• [WHAT YOU WILL DO]
Show all lines that include the string "this"; copy each one.

• [ENTRIES PROVIDED]
- - - - - - -
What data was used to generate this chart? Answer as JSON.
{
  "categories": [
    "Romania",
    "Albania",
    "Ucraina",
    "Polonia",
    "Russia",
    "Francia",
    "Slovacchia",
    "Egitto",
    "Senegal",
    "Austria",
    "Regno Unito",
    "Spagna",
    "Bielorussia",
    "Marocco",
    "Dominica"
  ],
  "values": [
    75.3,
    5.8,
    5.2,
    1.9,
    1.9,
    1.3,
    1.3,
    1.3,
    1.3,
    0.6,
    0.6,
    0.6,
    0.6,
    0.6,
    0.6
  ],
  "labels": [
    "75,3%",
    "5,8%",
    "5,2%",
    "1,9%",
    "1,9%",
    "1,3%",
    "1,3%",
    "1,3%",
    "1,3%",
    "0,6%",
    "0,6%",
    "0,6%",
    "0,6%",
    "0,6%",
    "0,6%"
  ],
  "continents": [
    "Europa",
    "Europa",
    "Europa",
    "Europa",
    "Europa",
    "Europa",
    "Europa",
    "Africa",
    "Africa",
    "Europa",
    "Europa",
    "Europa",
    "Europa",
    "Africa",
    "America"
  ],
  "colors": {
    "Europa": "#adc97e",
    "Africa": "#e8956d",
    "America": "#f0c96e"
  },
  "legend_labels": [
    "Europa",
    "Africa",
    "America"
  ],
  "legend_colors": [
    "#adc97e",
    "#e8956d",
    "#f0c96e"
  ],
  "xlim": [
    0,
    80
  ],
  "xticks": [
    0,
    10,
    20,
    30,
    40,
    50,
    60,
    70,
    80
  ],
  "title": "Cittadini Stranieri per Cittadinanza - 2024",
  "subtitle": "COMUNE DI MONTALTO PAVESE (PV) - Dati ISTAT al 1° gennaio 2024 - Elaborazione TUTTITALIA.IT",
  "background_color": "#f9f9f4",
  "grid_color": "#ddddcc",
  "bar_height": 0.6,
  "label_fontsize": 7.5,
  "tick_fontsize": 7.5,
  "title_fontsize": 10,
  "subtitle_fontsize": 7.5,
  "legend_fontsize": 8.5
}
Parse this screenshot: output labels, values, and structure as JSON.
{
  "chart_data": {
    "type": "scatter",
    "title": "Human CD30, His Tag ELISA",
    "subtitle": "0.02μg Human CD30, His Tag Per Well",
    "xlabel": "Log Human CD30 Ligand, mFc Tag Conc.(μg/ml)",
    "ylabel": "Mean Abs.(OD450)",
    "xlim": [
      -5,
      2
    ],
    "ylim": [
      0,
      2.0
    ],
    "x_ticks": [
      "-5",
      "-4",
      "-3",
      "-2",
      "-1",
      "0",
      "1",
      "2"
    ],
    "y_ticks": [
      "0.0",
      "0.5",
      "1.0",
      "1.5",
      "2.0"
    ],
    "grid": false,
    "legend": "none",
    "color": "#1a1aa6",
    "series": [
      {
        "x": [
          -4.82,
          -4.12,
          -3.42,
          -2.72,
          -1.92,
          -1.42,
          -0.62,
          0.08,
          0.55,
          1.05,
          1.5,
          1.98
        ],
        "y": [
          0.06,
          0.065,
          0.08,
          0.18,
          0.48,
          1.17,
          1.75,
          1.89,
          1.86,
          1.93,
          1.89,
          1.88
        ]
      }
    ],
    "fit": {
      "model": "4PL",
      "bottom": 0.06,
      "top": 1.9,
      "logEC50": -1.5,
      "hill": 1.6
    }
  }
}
- - - - - - -
• [WRITTEN SOLUTION]
What data was used to generate this chart? Answer as JSON.
Parse this screenshot: output labels, values, and structure as JSON.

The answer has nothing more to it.